Exercise details: Write out the entries below once more, exactly.

(Lines of data)
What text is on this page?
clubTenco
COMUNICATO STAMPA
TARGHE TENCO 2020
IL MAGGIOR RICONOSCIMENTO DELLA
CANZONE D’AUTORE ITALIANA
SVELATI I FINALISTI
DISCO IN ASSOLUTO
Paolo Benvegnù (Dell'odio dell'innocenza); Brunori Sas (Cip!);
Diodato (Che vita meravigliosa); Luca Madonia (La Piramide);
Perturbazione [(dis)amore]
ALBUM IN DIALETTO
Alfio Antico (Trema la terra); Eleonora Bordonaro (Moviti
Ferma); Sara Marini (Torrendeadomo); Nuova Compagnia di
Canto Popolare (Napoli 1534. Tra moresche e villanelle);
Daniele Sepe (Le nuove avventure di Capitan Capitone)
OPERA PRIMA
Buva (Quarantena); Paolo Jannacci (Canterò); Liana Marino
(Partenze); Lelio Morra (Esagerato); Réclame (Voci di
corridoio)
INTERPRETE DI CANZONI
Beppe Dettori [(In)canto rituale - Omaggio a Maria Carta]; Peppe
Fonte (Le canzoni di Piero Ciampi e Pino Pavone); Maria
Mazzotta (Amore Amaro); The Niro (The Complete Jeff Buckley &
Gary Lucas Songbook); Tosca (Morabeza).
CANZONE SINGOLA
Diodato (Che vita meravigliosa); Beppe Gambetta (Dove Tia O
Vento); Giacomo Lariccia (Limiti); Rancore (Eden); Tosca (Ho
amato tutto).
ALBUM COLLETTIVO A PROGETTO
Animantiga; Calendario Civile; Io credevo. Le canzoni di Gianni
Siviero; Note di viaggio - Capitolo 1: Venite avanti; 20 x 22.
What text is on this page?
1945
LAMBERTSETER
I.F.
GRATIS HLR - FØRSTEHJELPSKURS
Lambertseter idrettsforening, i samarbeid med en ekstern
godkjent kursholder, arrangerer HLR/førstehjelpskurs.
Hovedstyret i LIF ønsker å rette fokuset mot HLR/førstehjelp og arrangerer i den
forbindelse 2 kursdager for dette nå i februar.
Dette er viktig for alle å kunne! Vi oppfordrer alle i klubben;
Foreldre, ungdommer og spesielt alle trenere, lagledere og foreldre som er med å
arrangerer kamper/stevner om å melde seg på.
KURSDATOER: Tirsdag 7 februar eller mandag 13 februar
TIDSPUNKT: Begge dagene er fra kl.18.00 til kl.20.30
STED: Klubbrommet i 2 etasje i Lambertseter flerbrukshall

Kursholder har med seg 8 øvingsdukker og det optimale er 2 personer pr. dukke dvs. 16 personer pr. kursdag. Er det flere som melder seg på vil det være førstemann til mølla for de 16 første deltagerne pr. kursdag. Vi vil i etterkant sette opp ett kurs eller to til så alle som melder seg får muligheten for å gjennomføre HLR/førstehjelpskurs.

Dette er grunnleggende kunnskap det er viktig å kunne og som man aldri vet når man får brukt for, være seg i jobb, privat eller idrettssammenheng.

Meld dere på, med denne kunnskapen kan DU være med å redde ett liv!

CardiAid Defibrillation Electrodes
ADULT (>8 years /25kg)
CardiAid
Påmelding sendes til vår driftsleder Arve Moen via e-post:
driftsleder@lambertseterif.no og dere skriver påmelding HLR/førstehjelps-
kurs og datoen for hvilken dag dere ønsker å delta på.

Solution:
What text is on this page?
clubTenco
COMUNICATO STAMPA
TARGHE TENCO 2020
IL MAGGIOR RICONOSCIMENTO DELLA
CANZONE D’AUTORE ITALIANA
SVELATI I FINALISTI
DISCO IN ASSOLUTO
Paolo Benvegnù (Dell'odio dell'innocenza); Brunori Sas (Cip!);
Diodato (Che vita meravigliosa); Luca Madonia (La Piramide);
Perturbazione [(dis)amore]
ALBUM IN DIALETTO
Alfio Antico (Trema la terra); Eleonora Bordonaro (Moviti
Ferma); Sara Marini (Torrendeadomo); Nuova Compagnia di
Canto Popolare (Napoli 1534. Tra moresche e villanelle);
Daniele Sepe (Le nuove avventure di Capitan Capitone)
OPERA PRIMA
Buva (Quarantena); Paolo Jannacci (Canterò); Liana Marino
(Partenze); Lelio Morra (Esagerato); Réclame (Voci di
corridoio)
INTERPRETE DI CANZONI
Beppe Dettori [(In)canto rituale - Omaggio a Maria Carta]; Peppe
Fonte (Le canzoni di Piero Ciampi e Pino Pavone); Maria
Mazzotta (Amore Amaro); The Niro (The Complete Jeff Buckley &
Gary Lucas Songbook); Tosca (Morabeza).
CANZONE SINGOLA
Diodato (Che vita meravigliosa); Beppe Gambetta (Dove Tia O
Vento); Giacomo Lariccia (Limiti); Rancore (Eden); Tosca (Ho
amato tutto).
ALBUM COLLETTIVO A PROGETTO
Animantiga; Calendario Civile; Io credevo. Le canzoni di Gianni
Siviero; Note di viaggio - Capitolo 1: Venite avanti; 20 x 22.
What text is on this page?
1945
LAMBERTSETER
I.F.
GRATIS HLR - FØRSTEHJELPSKURS
Lambertseter idrettsforening, i samarbeid med en ekstern
godkjent kursholder, arrangerer HLR/førstehjelpskurs.
Hovedstyret i LIF ønsker å rette fokuset mot HLR/førstehjelp og arrangerer i den
forbindelse 2 kursdager for dette nå i februar.
Dette er viktig for alle å kunne! Vi oppfordrer alle i klubben;
Foreldre, ungdommer og spesielt alle trenere, lagledere og foreldre som er med å
arrangerer kamper/stevner om å melde seg på.
KURSDATOER: Tirsdag 7 februar eller mandag 13 februar
TIDSPUNKT: Begge dagene er fra kl.18.00 til kl.20.30
STED: Klubbrommet i 2 etasje i Lambertseter flerbrukshall

Kursholder har med seg 8 øvingsdukker og det optimale er 2 personer pr. dukke dvs. 16 personer pr. kursdag. Er det flere som melder seg på vil det være førstemann til mølla for de 16 første deltagerne pr. kursdag. Vi vil i etterkant sette opp ett kurs eller to til så alle som melder seg får muligheten for å gjennomføre HLR/førstehjelpskurs.

Dette er grunnleggende kunnskap det er viktig å kunne og som man aldri vet når man får brukt for, være seg i jobb, privat eller idrettssammenheng.

Meld dere på, med denne kunnskapen kan DU være med å redde ett liv!

CardiAid Defibrillation Electrodes
ADULT (>8 years /25kg)
CardiAid
Påmelding sendes til vår driftsleder Arve Moen via e-post:
driftsleder@lambertseterif.no og dere skriver påmelding HLR/førstehjelps-
kurs og datoen for hvilken dag dere ønsker å delta på.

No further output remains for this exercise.